I can't seem to resize the photo I have and the forum says my photo is too big. Oh well...The truck is not too bad. I have had the hitch and frame welds inspected. They look good, no cracks in the paint or welds. There is minor damage to the bumper which probably absorbed most of the force through the hitch. I am hopeful that we will have the trailer estimate next week and then we can decide what to do next.


----------



## KTMRacer (Jun 28, 2010)

I had an instance last summer when my Pace cargo trailer/toyhauler was rear ended. very minor damage to the trailer skin and the ramp door hinges needed to be replaced. BMW that hit me was another story. needed a tow truck, she went under the rear of the trailer both fenders, radiator, hood toast at the very least. First thing I resolved with the adjuster is that the TRUCK reciever and frame WOULD be inspected. I already had an hourly quote on what that would cost to get inspected and said BEFORE we even discuss the trailer, we needed to agree that the truck would be inspected and if needed repairs made. They said there was no visible damage. I insisted and they finally agreed. end result was the the truck and reciever were OK as I suspected. Next they started to claim the trailer was totaled. I said, well lets take a look, we went out, I dropped the rear ramp and let him look inside at the full living quarters/bike hauler. GULP. I also stated I had ALL the reciepts for the work done. Quick backtrack and then they said well, take it to xxxx. I said, NO. At least in Oregon, insurance companies cannot dictate who you go to for repairs, nor can they require more than one estimate. replacing the aluminum skin on the ramp door and replacing the lower rear cross section with the ramp hinges came to almost $3K. I stated who I was going to and had them send in an estimate. They then wanted to pay me and have me get the work done. Again, NO. you have an estimate, approve it so they can get started, and if they find further damage your still on the hook.

Way more involved than any of the few car/car collisions I've had to deal with insurance agents for. IMHO insurance agents seldom deal with trailers and don't have a clue on how to proceed.

Also, from past experience, every time I've had an adjuster try to lowball me, I've pulled out a packet of reciepts for all the maintenance/repairs on the vehicle and said, let's talk about the vehicle condition BEFORE the accident. In every case it resulted in substantially more $$.

==========

Tasks to carry out:
• A. Answer each question from the forum thread:
(i) What parts of the truck did the first poster have inspected?
(ii) What did replacing the ramp door skin and the lower rear cross section with the ramp hinges come to?
(iii) What does KTMRacer pull out when an adjuster tries to lowball?
• B. Reproduce the forum thread word for word, starting at "I can't seem" and ending at "to do next.".
The records come from a separate source.

==========

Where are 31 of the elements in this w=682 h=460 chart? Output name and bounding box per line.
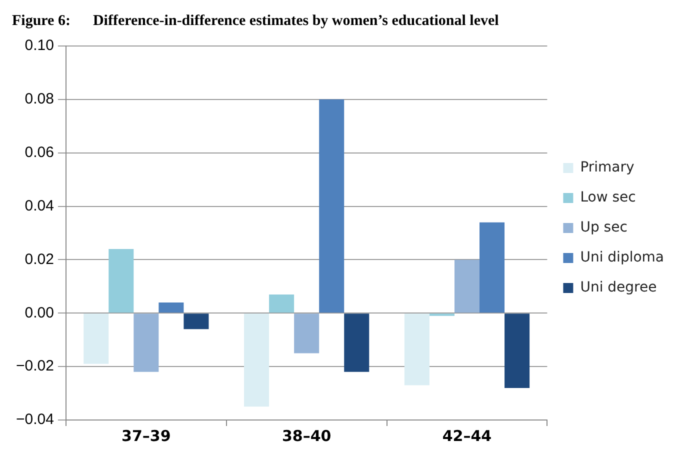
bar [319,99,344,313]
y-tick-label: 0.04 [24,197,54,214]
legend-label: Uni degree [580,280,657,296]
bar [504,314,530,388]
y-tick-label: −0.04 [16,411,54,428]
bar [480,222,505,313]
y-tick-label: −0.02 [16,358,54,375]
bar [134,314,159,372]
x-tick-label: 42–44 [442,426,492,445]
y-tick-label: 0.10 [24,37,54,54]
x-tick-label: 38–40 [282,426,332,445]
x-tick-label: 37–39 [122,426,171,445]
y-tick-label: 0.08 [24,90,54,108]
bar [294,314,320,354]
bar [244,314,270,407]
bar [108,249,134,313]
bar [84,314,109,364]
legend-label: Primary [580,160,634,176]
bar [404,314,430,386]
bar [344,314,370,372]
bar [454,260,480,313]
y-tick-label: 0.06 [24,144,54,161]
legend-label: Up sec [580,220,628,236]
bar [269,294,294,313]
bar [158,302,184,313]
legend-label: Uni diploma [580,250,664,266]
chart-title: Figure 6: Difference-in-difference estimates by women’s educational level [12,12,499,29]
y-tick-label: 0.00 [24,304,54,322]
y-tick-label: 0.02 [24,250,54,268]
bar [184,314,209,330]
legend-label: Low sec [580,190,636,206]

==========

Solutions per task:
• A.
(i) The hitch and frame welds.
(ii) Almost $3K.
(iii) A packet of receipts for all the maintenance and repairs on the vehicle.

• B.
I can't seem to resize the photo I have and the forum says my photo is too big. Oh well...The truck is not too bad. I have had the hitch and frame welds inspected. They look good, no cracks in the paint or welds. There is minor damage to the bumper which probably absorbed most of the force through the hitch. I am hopeful that we will have the trailer estimate next week and then we can decide what to do next.